[START Dataset content]

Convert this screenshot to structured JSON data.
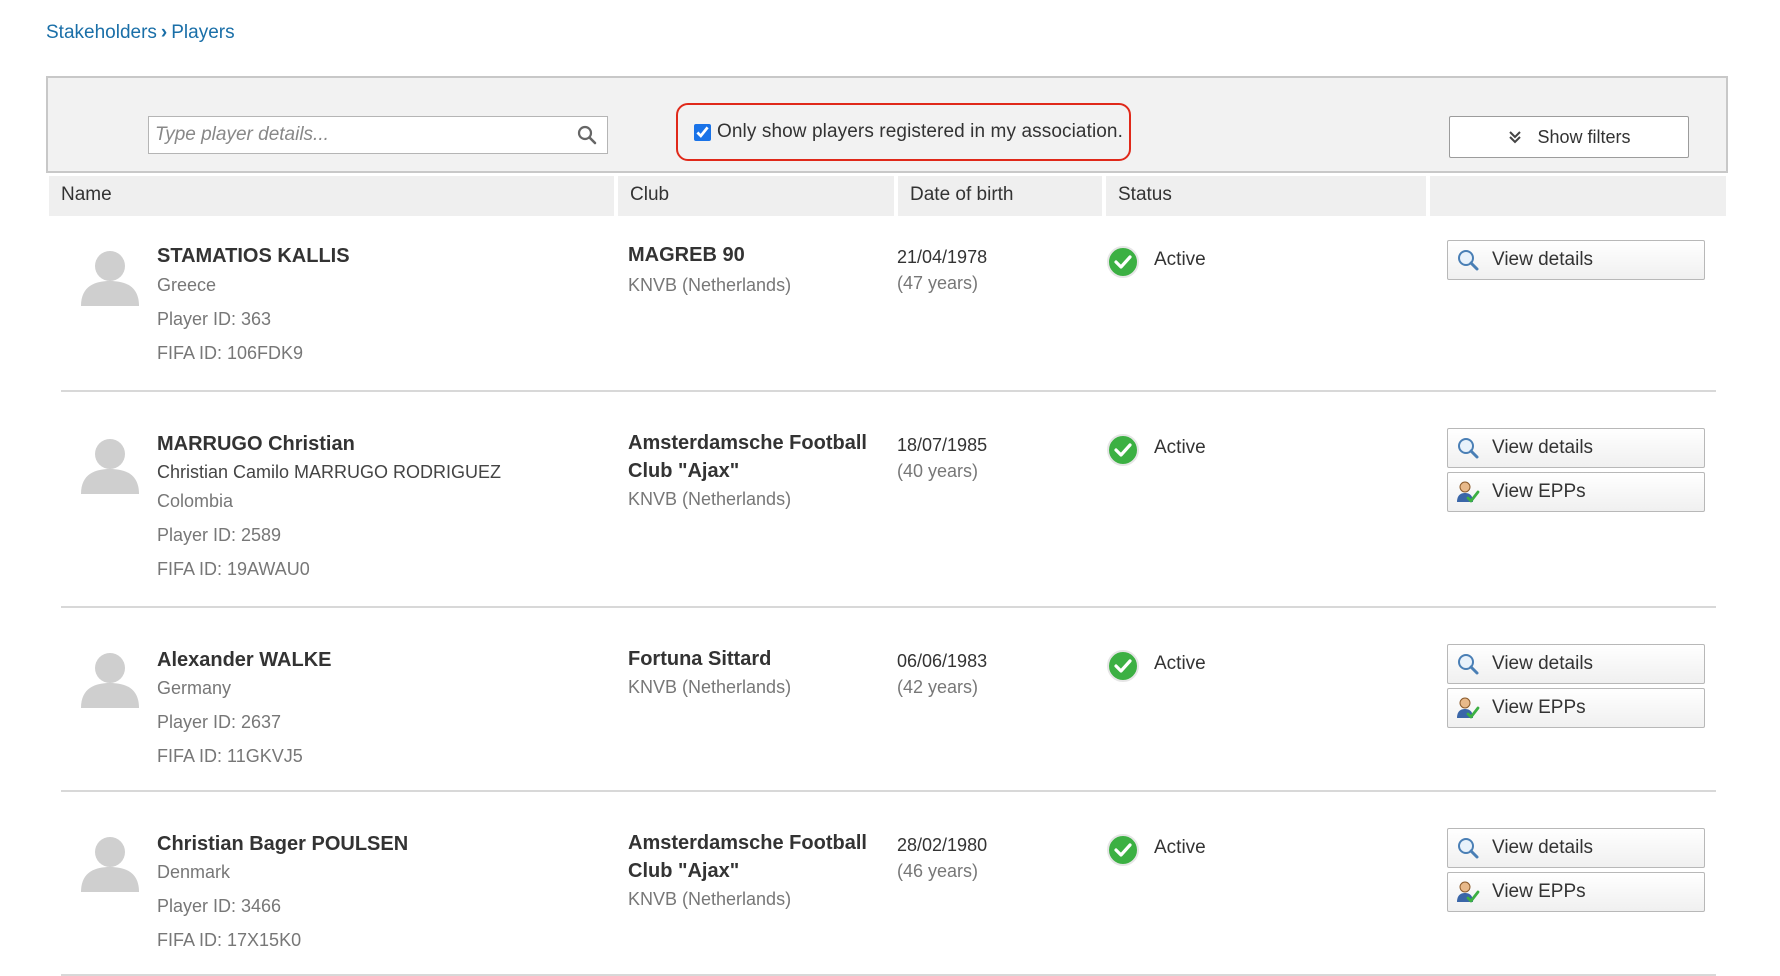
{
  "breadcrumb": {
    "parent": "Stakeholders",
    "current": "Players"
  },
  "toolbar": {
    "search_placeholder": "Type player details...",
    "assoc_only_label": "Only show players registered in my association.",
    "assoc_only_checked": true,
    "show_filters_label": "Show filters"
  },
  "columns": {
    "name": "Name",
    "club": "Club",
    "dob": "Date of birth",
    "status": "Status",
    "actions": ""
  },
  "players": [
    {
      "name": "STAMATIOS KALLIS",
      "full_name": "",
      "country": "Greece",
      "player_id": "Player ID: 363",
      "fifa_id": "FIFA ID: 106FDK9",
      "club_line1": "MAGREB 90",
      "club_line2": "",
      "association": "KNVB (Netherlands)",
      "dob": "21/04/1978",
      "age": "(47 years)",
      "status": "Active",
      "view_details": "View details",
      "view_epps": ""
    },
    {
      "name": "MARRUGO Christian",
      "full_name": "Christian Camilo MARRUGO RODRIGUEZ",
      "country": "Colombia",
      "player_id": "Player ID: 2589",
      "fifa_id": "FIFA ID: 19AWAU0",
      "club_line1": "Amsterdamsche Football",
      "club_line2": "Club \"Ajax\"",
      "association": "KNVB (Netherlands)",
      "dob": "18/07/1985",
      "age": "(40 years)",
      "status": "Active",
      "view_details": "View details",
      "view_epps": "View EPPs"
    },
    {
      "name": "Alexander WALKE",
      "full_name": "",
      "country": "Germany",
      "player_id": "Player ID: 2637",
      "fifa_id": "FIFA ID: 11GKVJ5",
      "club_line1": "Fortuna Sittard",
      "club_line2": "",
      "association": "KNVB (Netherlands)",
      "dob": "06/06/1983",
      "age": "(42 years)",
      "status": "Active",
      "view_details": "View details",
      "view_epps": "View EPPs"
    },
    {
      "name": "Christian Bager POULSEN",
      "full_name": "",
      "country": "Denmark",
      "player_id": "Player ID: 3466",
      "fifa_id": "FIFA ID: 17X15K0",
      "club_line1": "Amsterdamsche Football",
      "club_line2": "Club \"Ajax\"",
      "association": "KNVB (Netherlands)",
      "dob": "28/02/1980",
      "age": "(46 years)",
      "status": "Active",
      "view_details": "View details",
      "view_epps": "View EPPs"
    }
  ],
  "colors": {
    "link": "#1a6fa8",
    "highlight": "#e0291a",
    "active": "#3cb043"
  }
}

[END Dataset content]

- [Task goal]: Extract the entries in full, exactly as they are, minus the pictures.

- [Complete output]:
Convert this screenshot to structured JSON data.
{
  "breadcrumb": {
    "parent": "Stakeholders",
    "current": "Players"
  },
  "toolbar": {
    "search_placeholder": "Type player details...",
    "assoc_only_label": "Only show players registered in my association.",
    "assoc_only_checked": true,
    "show_filters_label": "Show filters"
  },
  "columns": {
    "name": "Name",
    "club": "Club",
    "dob": "Date of birth",
    "status": "Status",
    "actions": ""
  },
  "players": [
    {
      "name": "STAMATIOS KALLIS",
      "full_name": "",
      "country": "Greece",
      "player_id": "Player ID: 363",
      "fifa_id": "FIFA ID: 106FDK9",
      "club_line1": "MAGREB 90",
      "club_line2": "",
      "association": "KNVB (Netherlands)",
      "dob": "21/04/1978",
      "age": "(47 years)",
      "status": "Active",
      "view_details": "View details",
      "view_epps": ""
    },
    {
      "name": "MARRUGO Christian",
      "full_name": "Christian Camilo MARRUGO RODRIGUEZ",
      "country": "Colombia",
      "player_id": "Player ID: 2589",
      "fifa_id": "FIFA ID: 19AWAU0",
      "club_line1": "Amsterdamsche Football",
      "club_line2": "Club \"Ajax\"",
      "association": "KNVB (Netherlands)",
      "dob": "18/07/1985",
      "age": "(40 years)",
      "status": "Active",
      "view_details": "View details",
      "view_epps": "View EPPs"
    },
    {
      "name": "Alexander WALKE",
      "full_name": "",
      "country": "Germany",
      "player_id": "Player ID: 2637",
      "fifa_id": "FIFA ID: 11GKVJ5",
      "club_line1": "Fortuna Sittard",
      "club_line2": "",
      "association": "KNVB (Netherlands)",
      "dob": "06/06/1983",
      "age": "(42 years)",
      "status": "Active",
      "view_details": "View details",
      "view_epps": "View EPPs"
    },
    {
      "name": "Christian Bager POULSEN",
      "full_name": "",
      "country": "Denmark",
      "player_id": "Player ID: 3466",
      "fifa_id": "FIFA ID: 17X15K0",
      "club_line1": "Amsterdamsche Football",
      "club_line2": "Club \"Ajax\"",
      "association": "KNVB (Netherlands)",
      "dob": "28/02/1980",
      "age": "(46 years)",
      "status": "Active",
      "view_details": "View details",
      "view_epps": "View EPPs"
    }
  ],
  "colors": {
    "link": "#1a6fa8",
    "highlight": "#e0291a",
    "active": "#3cb043"
  }
}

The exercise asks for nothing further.